■ YOUR INSTRUCTIONS
Find the string "Center" in the listing and report every line that has it.

■ RECORDS PROVIDED

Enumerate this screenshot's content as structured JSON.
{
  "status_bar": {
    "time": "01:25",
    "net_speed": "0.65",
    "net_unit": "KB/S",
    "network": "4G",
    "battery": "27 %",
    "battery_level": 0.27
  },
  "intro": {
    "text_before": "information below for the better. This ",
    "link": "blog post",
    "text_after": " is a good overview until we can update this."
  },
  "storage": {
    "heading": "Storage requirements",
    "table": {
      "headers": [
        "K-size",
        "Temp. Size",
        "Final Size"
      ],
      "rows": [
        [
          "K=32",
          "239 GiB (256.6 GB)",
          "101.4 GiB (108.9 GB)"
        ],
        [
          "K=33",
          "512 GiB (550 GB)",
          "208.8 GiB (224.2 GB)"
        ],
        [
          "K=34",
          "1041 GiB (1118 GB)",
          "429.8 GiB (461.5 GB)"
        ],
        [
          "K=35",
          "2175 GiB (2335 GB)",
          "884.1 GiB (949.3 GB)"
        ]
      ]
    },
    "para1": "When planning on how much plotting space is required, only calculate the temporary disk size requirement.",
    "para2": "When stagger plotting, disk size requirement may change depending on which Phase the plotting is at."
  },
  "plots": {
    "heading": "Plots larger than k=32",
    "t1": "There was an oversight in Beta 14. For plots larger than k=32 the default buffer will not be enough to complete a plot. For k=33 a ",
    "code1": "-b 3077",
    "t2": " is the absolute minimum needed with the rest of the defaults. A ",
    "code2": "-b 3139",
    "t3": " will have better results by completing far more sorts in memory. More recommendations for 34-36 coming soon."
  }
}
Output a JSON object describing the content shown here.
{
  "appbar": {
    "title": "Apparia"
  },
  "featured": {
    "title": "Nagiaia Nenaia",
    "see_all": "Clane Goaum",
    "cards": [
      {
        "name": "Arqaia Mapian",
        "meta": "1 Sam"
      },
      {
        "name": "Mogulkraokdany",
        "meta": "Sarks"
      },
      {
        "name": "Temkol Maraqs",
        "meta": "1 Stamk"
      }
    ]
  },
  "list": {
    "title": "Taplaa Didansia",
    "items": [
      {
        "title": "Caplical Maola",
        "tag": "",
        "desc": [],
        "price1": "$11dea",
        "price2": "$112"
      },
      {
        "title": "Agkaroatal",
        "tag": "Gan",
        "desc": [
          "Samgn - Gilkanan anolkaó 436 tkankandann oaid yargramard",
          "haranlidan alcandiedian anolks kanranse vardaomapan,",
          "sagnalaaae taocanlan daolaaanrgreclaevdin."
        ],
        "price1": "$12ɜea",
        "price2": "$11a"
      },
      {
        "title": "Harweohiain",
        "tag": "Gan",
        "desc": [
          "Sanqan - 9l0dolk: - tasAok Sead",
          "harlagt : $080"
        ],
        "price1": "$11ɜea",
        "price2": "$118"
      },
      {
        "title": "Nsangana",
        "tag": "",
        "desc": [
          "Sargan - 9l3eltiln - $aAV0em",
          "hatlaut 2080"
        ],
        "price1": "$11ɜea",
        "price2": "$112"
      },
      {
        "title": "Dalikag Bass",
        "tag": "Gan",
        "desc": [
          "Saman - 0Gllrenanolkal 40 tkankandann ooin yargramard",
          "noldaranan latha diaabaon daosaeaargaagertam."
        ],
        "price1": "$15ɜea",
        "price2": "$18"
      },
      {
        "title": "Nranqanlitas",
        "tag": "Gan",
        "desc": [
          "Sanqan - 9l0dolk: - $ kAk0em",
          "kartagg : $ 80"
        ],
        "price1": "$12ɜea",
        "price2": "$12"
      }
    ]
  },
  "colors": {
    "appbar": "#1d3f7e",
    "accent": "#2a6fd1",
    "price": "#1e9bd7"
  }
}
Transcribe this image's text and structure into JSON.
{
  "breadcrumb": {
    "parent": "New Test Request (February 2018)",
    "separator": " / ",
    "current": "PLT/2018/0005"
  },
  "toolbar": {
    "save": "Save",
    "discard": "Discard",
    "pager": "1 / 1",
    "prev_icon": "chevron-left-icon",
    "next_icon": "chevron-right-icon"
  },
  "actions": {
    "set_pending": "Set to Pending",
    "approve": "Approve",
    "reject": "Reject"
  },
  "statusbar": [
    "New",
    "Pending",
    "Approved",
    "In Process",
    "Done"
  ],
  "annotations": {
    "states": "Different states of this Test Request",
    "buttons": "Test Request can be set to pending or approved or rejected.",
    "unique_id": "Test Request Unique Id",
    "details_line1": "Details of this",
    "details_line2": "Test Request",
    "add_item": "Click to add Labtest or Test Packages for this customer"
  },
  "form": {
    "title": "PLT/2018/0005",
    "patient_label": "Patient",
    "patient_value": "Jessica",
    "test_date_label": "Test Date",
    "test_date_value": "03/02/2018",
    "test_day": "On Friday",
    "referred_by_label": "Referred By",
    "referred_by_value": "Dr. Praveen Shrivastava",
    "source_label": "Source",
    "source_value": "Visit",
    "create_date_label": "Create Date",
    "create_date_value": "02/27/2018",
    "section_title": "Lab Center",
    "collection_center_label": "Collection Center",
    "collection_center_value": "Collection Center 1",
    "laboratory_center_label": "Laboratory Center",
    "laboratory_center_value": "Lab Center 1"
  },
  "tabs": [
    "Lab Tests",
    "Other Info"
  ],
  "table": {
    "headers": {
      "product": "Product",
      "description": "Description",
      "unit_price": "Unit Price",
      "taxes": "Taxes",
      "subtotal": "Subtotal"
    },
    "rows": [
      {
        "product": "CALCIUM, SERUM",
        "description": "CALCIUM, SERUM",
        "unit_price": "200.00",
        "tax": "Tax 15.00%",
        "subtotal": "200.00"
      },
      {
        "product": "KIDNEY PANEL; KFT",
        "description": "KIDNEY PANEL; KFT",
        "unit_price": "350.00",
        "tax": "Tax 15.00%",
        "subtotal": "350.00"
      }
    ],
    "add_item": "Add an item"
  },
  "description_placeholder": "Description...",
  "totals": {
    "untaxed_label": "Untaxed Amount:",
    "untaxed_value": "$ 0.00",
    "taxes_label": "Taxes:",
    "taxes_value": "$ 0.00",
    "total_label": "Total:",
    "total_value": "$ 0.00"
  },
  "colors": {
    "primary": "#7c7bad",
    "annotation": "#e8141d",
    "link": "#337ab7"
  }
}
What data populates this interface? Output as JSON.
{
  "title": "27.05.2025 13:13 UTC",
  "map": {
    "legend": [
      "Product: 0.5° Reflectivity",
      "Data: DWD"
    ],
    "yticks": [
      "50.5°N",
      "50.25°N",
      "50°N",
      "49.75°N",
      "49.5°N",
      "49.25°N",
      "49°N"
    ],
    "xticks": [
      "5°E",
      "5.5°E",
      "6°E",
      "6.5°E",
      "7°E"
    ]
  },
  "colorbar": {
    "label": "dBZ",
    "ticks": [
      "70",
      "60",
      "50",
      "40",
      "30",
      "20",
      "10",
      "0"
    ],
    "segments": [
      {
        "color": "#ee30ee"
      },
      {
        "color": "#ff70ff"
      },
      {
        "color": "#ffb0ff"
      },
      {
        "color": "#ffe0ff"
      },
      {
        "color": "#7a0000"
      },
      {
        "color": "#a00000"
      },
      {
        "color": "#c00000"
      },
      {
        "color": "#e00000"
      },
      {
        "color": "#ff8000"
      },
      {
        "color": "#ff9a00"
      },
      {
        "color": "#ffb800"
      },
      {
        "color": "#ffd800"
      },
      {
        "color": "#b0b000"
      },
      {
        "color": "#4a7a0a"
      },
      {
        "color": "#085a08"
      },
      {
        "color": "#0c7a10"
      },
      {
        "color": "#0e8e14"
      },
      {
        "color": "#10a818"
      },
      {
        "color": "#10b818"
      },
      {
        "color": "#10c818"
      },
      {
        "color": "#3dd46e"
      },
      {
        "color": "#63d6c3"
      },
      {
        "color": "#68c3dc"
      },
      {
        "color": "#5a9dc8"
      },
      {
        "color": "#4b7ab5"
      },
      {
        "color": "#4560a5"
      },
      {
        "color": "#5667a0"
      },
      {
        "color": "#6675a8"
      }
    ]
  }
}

■ EXERCISE ANSWER
    "section_title": "Lab Center",
    "collection_center_label": "Collection Center",
    "collection_center_value": "Collection Center 1",
    "laboratory_center_label": "Laboratory Center",
    "laboratory_center_value": "Lab Center 1"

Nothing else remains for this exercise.